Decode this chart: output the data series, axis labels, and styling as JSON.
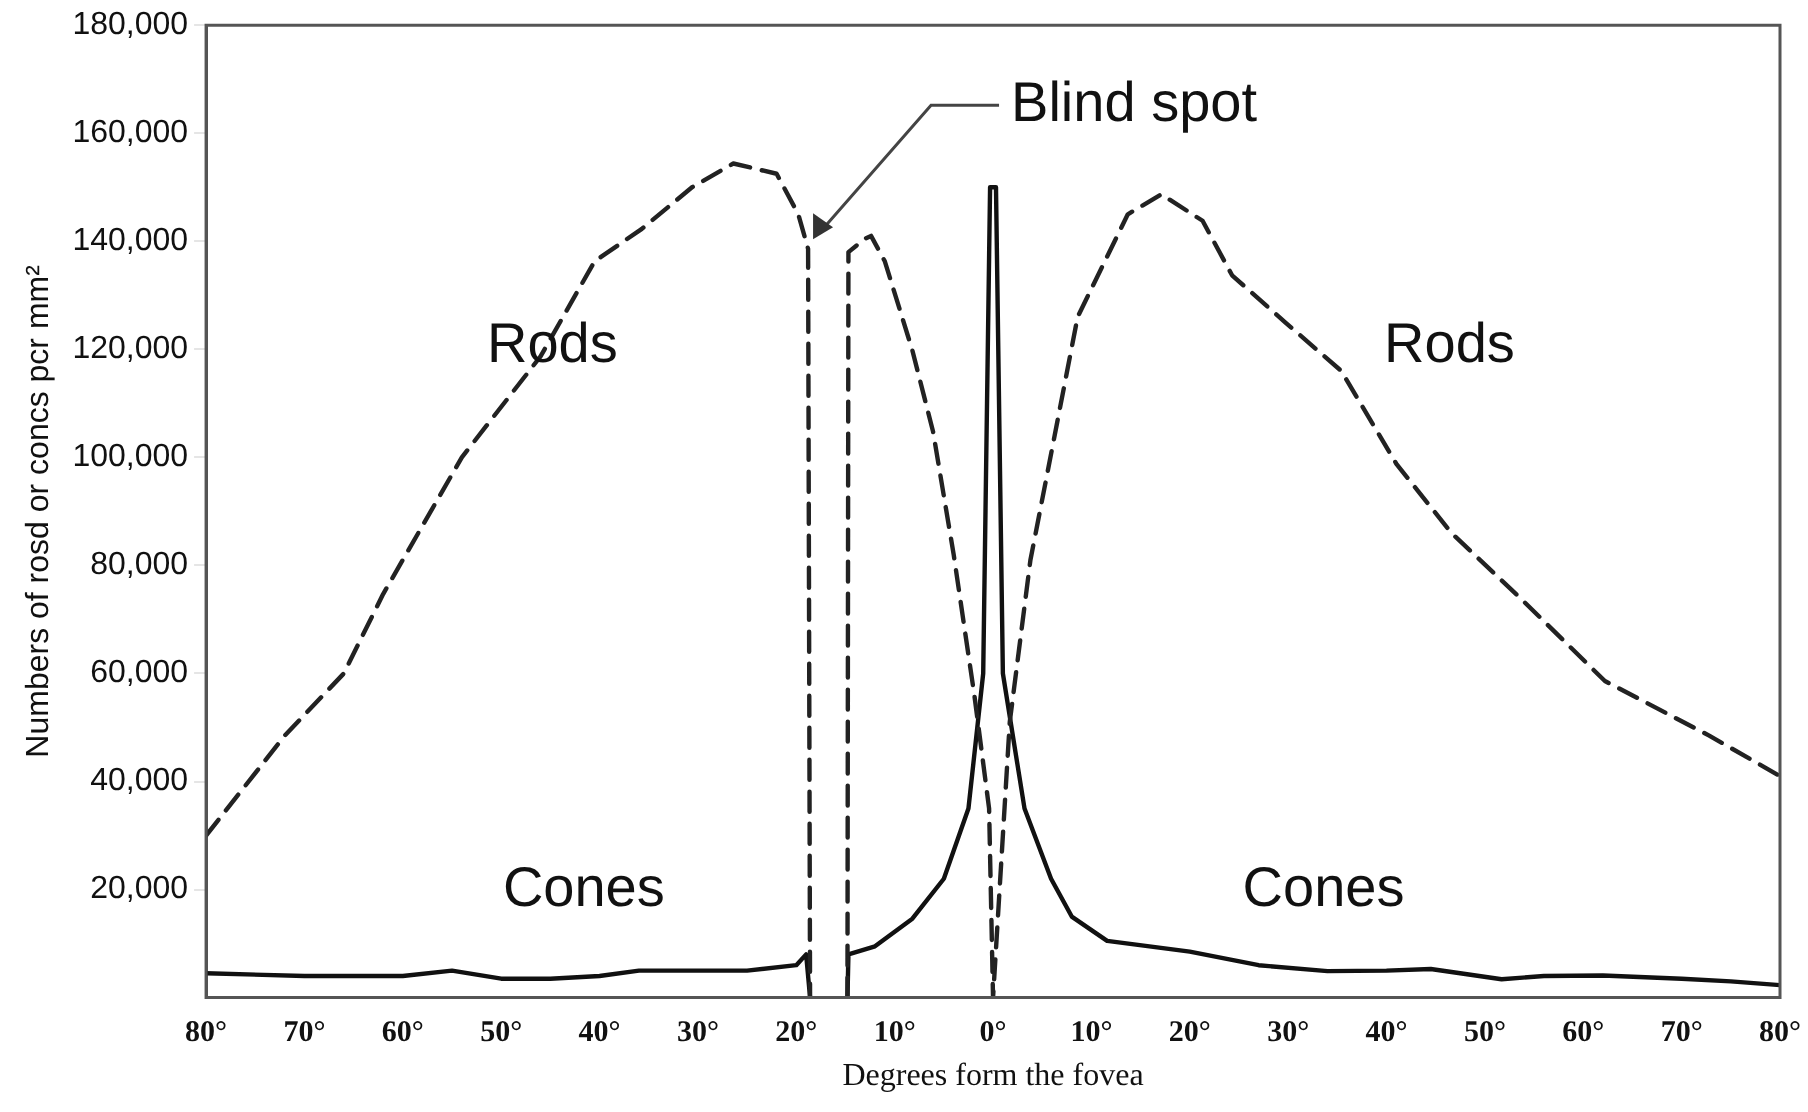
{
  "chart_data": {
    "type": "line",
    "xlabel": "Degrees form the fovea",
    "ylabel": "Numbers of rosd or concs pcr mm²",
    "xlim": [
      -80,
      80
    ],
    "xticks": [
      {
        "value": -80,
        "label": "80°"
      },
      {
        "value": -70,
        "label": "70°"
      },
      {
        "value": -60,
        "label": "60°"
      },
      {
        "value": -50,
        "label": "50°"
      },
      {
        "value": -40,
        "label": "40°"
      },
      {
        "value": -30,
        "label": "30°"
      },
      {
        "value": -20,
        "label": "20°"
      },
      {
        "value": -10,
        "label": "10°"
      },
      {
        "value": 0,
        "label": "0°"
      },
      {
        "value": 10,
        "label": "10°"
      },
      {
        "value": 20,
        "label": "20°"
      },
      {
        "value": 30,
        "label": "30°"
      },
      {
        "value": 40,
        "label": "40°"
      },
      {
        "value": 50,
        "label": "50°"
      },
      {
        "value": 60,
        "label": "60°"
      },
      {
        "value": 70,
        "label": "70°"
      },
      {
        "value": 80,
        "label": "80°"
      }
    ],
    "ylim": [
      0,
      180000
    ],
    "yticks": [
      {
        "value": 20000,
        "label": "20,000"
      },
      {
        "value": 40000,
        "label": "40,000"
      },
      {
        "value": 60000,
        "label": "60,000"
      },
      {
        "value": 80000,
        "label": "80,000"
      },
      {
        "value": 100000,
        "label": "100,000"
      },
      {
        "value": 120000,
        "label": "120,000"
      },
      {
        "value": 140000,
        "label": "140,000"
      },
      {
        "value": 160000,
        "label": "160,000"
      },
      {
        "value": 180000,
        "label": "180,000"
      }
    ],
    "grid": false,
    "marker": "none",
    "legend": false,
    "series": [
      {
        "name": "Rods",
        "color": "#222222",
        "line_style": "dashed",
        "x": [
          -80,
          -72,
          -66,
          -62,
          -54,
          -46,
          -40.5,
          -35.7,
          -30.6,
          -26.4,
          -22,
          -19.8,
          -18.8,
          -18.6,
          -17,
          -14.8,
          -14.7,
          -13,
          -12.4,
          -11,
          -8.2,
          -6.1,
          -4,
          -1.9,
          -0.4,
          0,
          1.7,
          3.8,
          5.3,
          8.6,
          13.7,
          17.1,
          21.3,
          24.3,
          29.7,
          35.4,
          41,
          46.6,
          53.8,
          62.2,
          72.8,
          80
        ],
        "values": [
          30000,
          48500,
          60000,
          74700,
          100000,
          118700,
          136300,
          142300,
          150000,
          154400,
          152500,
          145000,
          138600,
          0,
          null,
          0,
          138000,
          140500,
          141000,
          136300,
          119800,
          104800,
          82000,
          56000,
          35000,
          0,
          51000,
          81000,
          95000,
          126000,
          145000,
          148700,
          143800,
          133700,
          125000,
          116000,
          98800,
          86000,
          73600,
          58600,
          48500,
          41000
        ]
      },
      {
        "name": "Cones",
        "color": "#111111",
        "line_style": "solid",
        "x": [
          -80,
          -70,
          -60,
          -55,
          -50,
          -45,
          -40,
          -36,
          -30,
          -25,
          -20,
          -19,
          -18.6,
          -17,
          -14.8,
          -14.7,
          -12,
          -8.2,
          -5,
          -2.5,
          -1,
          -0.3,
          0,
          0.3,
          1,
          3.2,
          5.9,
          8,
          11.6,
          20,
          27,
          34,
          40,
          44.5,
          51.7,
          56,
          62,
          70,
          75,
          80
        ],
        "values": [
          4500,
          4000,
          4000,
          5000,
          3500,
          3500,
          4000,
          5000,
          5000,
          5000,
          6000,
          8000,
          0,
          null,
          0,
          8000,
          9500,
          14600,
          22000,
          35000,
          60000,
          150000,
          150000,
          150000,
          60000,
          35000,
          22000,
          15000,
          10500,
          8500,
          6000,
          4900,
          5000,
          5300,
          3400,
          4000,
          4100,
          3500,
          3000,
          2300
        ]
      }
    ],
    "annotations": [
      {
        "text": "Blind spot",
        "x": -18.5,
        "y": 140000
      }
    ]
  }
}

---

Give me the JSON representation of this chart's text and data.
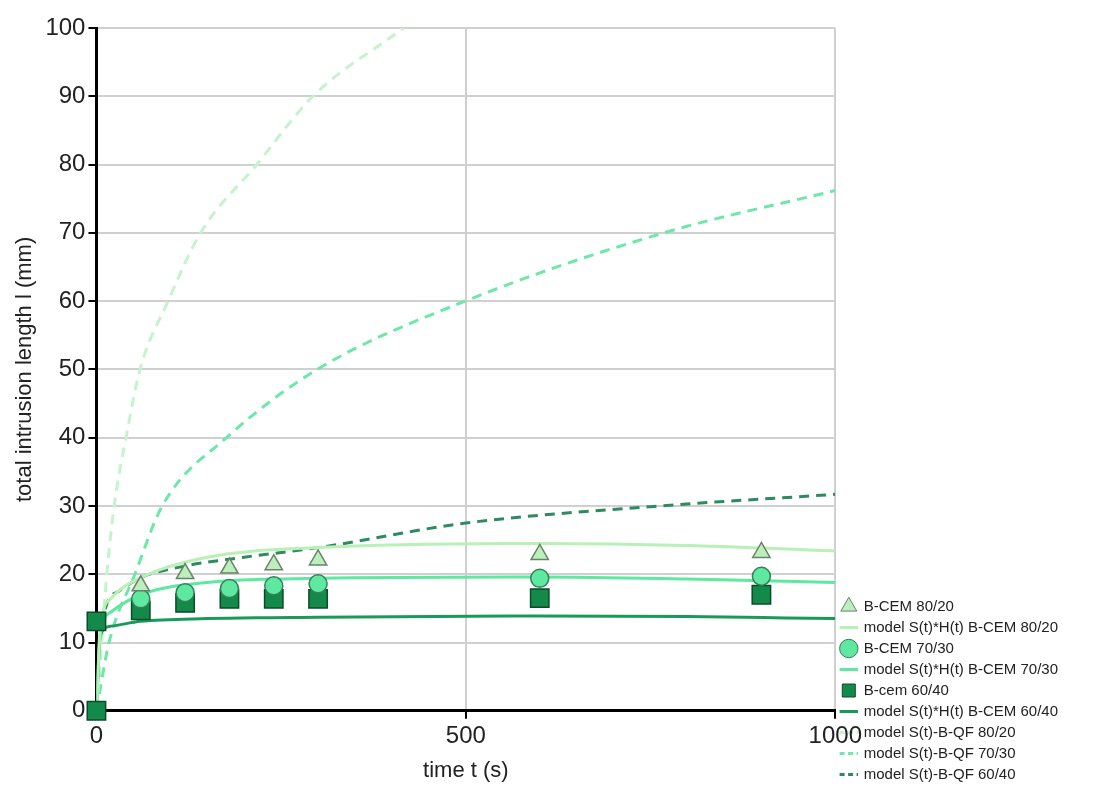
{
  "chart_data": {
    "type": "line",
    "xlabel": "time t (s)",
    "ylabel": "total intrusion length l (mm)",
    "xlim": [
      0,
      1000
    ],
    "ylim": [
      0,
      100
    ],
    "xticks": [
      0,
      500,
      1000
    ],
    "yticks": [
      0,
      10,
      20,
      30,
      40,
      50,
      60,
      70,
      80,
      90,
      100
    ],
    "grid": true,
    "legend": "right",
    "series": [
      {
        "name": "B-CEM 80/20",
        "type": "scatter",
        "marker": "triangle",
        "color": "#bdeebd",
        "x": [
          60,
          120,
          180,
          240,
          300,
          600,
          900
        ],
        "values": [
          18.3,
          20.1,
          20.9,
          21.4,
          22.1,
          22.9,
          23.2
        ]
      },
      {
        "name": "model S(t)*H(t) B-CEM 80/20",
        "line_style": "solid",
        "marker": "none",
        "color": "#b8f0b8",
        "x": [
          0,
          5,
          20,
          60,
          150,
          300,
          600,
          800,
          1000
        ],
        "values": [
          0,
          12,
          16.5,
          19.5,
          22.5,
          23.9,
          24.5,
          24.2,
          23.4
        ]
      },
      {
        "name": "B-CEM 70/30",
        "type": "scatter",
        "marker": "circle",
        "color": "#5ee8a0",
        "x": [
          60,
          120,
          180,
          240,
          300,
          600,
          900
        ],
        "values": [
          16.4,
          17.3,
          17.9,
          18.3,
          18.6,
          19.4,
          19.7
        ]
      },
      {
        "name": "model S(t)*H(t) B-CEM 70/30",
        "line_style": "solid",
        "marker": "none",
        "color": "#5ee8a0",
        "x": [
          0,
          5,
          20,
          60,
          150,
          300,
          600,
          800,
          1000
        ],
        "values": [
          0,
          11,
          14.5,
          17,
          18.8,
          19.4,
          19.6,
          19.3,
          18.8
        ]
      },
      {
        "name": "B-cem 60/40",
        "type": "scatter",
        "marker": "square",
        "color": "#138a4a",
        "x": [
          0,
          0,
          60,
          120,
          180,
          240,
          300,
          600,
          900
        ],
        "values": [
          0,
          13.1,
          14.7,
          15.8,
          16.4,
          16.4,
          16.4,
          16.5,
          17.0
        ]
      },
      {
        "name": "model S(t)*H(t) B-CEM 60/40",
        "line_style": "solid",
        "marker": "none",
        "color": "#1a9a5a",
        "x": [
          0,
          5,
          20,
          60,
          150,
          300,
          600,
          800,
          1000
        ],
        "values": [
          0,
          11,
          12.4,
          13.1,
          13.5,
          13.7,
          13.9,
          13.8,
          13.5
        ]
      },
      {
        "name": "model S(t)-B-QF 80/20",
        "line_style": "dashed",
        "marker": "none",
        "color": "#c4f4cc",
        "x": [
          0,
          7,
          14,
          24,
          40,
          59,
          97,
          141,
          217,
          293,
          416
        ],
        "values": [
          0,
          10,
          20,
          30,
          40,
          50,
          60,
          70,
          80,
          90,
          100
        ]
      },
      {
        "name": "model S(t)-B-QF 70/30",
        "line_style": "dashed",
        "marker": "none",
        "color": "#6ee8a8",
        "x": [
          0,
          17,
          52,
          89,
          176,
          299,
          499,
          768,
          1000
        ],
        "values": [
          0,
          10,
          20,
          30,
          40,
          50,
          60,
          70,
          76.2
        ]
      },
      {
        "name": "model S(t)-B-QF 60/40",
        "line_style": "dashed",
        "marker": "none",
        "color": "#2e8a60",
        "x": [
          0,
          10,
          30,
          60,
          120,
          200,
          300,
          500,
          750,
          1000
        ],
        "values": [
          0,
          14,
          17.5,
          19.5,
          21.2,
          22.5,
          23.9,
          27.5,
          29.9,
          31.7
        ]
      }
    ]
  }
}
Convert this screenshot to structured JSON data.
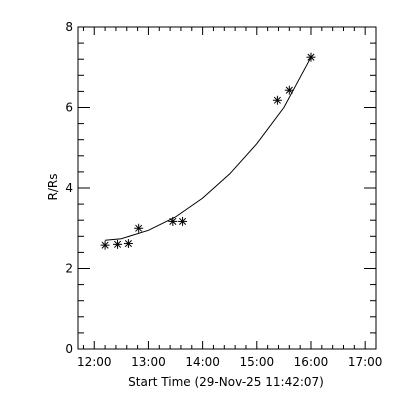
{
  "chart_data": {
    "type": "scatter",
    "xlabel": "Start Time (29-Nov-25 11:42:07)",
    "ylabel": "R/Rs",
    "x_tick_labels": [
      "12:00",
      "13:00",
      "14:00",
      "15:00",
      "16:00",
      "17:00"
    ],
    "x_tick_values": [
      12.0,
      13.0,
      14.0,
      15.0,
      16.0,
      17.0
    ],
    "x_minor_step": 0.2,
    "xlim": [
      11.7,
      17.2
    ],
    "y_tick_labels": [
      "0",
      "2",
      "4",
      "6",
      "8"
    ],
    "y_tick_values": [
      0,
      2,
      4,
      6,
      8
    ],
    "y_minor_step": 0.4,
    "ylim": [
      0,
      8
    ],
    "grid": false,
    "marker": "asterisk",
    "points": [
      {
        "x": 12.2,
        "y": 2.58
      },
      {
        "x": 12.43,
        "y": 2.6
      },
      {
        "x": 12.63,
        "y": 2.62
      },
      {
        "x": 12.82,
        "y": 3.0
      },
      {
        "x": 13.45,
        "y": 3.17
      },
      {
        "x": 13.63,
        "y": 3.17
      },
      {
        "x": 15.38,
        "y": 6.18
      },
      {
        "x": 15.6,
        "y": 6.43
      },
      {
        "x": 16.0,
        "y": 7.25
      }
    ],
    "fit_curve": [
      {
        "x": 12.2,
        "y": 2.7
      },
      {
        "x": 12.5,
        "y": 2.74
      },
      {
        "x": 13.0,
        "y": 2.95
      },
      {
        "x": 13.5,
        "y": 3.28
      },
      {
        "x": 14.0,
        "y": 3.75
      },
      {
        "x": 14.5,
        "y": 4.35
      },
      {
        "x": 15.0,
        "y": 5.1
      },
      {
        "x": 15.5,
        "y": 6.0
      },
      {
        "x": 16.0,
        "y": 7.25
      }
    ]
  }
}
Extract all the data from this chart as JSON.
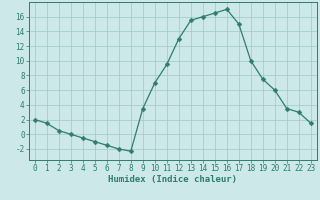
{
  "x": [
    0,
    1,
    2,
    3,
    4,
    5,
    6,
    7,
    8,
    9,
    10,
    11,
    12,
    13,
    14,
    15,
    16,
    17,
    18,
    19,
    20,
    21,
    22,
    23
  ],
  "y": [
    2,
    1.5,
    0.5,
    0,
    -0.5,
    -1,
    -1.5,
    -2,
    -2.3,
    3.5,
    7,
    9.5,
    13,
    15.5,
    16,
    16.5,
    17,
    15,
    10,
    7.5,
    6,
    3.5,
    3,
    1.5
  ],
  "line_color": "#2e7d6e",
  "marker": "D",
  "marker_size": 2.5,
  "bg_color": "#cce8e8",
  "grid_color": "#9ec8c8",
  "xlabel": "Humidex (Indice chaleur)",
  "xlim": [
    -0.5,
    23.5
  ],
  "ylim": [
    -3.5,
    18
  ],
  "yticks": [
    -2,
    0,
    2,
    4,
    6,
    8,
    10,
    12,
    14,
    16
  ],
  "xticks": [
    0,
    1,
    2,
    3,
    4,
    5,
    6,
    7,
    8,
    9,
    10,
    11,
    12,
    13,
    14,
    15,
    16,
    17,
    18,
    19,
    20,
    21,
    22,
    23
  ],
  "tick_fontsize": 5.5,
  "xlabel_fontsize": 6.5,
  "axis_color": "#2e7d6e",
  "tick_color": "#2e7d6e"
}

Instruction
Every line that holds the word "ylabel" should be extracted.

Exercise result
    "ylabel": "Numbers of rosd or concs pcr mm²",
    "ylabel": "total intrusion length l (mm)",
    "ylabel": "R/Rs",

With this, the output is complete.